*WRITTEN PROBLEM*: Search the material for the string "Emissions", then return every line where it is found.
┄┄┄┄┄┄┄┄┄┄
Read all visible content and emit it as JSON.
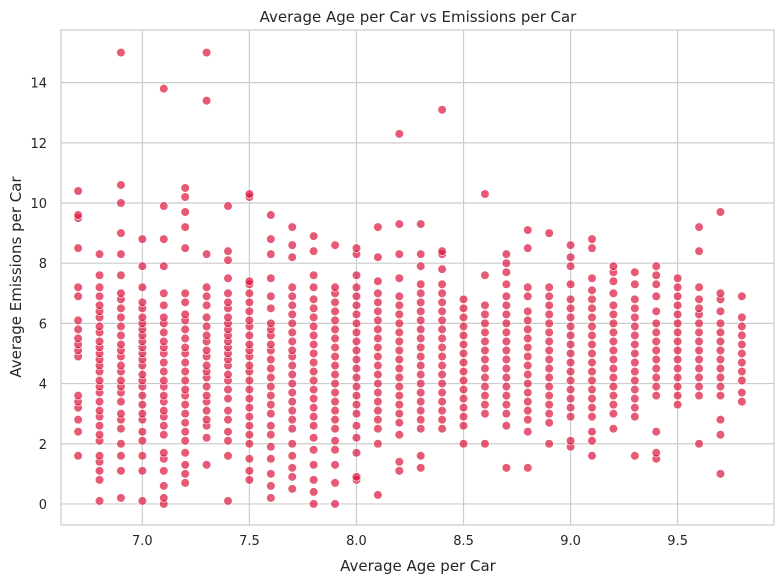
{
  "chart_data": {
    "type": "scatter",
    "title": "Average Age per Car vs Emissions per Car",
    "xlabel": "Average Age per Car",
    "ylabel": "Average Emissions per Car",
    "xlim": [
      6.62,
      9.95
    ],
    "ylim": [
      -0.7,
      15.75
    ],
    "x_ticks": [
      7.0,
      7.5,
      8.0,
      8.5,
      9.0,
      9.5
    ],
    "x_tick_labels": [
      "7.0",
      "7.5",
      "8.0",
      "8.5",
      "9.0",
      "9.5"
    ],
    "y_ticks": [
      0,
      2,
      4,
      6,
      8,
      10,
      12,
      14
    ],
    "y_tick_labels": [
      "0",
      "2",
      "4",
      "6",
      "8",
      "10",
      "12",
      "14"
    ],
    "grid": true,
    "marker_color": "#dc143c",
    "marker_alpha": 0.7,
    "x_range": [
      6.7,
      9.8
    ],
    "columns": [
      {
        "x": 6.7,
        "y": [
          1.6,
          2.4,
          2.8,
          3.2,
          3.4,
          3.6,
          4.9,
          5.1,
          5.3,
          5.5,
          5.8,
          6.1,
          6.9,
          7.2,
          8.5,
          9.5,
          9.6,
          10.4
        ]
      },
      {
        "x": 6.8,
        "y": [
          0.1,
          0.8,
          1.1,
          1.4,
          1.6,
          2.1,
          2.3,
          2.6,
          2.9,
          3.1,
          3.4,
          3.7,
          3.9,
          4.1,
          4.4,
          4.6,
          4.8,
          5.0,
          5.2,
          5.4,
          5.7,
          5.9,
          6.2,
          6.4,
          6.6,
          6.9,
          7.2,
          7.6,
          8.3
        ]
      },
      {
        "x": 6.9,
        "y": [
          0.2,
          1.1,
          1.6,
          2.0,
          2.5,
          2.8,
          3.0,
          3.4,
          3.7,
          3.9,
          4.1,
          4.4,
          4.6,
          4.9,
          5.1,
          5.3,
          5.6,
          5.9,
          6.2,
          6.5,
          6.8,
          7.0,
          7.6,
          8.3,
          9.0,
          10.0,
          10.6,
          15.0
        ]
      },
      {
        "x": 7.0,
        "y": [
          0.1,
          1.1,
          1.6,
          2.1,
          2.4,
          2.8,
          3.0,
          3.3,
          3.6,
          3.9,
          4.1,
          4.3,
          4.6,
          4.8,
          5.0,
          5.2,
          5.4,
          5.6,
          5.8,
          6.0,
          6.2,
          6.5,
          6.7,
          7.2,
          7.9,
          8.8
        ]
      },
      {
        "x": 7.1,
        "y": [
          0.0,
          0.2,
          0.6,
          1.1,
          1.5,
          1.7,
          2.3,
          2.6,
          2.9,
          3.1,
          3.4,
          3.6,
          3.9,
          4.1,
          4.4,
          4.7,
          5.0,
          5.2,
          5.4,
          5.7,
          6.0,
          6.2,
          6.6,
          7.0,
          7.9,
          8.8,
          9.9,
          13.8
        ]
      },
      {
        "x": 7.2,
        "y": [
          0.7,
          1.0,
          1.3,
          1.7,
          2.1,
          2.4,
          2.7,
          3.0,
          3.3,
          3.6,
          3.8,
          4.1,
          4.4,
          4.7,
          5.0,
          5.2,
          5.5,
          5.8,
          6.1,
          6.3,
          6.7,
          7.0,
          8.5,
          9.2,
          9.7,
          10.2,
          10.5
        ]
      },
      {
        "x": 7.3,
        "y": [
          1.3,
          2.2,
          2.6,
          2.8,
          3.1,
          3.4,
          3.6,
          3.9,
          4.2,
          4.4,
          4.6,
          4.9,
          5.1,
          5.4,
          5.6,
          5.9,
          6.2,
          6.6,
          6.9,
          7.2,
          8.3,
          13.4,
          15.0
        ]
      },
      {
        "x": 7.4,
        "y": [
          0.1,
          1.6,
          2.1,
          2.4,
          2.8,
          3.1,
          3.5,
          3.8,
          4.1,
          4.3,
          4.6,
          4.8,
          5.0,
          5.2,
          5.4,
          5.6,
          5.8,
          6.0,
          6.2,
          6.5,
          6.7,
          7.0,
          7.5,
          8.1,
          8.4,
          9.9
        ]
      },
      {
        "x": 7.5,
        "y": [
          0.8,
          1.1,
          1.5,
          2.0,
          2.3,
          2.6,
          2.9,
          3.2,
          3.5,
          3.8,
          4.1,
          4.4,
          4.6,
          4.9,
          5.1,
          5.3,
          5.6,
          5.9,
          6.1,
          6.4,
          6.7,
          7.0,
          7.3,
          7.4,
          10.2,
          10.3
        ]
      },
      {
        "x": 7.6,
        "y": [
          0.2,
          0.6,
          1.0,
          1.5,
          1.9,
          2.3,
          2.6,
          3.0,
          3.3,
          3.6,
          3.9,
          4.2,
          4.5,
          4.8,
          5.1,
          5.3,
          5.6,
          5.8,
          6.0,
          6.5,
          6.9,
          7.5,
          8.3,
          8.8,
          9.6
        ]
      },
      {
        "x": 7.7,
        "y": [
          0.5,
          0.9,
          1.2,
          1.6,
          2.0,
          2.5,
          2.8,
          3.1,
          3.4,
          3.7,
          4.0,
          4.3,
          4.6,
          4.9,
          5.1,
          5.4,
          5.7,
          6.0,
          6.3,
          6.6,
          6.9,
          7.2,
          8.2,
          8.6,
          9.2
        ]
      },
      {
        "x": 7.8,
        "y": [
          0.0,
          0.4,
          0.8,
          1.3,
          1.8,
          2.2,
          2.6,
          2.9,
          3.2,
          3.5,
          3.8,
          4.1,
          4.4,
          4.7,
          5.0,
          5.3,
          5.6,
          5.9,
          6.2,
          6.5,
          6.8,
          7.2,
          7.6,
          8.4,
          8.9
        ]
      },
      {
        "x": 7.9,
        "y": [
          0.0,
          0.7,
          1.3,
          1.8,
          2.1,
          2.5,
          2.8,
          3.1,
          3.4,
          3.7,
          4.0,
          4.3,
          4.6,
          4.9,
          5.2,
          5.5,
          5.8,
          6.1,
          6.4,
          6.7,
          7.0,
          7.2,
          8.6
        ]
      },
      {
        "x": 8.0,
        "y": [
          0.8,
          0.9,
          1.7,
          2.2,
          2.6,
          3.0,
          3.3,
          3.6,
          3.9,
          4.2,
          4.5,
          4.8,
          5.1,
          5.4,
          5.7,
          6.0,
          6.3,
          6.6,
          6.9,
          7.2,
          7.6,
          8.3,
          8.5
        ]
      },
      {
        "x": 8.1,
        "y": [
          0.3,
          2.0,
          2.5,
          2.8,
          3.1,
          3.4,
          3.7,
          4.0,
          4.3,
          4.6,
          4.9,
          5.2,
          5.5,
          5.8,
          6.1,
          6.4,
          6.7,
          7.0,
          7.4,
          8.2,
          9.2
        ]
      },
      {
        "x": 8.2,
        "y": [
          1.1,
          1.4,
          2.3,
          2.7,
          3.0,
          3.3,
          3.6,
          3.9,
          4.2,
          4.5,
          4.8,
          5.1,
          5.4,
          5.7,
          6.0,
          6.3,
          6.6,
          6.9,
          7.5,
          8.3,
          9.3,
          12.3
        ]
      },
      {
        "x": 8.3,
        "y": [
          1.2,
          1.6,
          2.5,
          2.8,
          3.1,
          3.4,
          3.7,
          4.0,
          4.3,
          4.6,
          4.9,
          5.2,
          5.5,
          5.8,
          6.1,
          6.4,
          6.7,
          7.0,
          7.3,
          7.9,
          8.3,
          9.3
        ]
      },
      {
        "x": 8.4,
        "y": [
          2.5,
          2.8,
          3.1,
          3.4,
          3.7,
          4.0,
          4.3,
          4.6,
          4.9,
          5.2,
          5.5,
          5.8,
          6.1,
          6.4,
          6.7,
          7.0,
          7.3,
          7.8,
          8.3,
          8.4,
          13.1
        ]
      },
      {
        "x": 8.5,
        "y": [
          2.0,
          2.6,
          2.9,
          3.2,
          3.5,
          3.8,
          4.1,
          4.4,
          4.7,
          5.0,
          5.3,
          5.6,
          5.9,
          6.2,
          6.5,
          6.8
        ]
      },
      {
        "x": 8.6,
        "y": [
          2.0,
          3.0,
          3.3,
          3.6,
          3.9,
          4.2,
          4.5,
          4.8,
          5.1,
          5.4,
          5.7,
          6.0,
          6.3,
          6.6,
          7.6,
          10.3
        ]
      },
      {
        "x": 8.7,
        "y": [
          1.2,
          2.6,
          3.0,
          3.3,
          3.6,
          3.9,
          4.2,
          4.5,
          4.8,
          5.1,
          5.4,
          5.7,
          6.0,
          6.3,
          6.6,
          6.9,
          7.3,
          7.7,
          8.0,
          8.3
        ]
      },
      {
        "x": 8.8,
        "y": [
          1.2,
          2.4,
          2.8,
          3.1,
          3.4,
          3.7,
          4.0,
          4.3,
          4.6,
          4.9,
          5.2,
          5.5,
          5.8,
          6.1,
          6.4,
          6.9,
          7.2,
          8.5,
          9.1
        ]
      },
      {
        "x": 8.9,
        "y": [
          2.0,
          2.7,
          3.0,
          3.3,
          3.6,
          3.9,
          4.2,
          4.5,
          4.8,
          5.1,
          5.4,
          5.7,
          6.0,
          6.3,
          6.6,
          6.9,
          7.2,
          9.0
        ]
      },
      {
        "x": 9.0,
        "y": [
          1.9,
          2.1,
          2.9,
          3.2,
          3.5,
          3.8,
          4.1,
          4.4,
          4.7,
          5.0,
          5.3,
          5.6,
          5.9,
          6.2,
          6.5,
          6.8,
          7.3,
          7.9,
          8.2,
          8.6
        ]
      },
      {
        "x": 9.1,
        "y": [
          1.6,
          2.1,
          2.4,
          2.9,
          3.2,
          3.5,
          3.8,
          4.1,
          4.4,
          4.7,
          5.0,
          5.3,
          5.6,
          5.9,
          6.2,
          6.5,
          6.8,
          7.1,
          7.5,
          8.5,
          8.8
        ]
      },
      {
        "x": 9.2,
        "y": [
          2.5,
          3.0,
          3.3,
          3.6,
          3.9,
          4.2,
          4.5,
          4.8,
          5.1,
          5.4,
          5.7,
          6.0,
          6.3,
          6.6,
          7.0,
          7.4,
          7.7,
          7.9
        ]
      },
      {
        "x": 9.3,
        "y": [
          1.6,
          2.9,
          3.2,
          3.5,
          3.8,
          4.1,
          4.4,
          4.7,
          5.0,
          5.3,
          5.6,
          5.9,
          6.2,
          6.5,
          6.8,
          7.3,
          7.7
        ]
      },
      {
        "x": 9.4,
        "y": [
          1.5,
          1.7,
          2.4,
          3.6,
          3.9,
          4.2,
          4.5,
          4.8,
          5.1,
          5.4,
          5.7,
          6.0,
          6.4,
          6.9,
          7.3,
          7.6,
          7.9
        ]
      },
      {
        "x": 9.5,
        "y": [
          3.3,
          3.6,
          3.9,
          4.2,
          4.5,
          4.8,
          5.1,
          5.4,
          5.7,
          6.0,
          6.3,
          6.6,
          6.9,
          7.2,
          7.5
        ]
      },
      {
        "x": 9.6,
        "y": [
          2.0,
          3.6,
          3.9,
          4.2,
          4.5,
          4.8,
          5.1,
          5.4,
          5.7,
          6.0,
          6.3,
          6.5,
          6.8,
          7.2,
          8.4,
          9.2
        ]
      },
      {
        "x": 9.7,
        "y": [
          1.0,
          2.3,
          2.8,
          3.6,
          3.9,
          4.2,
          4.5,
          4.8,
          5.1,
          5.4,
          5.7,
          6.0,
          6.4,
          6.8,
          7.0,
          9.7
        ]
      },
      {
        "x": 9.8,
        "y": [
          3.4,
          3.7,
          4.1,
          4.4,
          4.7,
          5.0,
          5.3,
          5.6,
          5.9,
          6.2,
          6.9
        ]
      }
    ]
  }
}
┄┄┄┄┄┄┄┄┄┄
*TASK RESPONSE*:
    "title": "Average Age per Car vs Emissions per Car",
    "ylabel": "Average Emissions per Car",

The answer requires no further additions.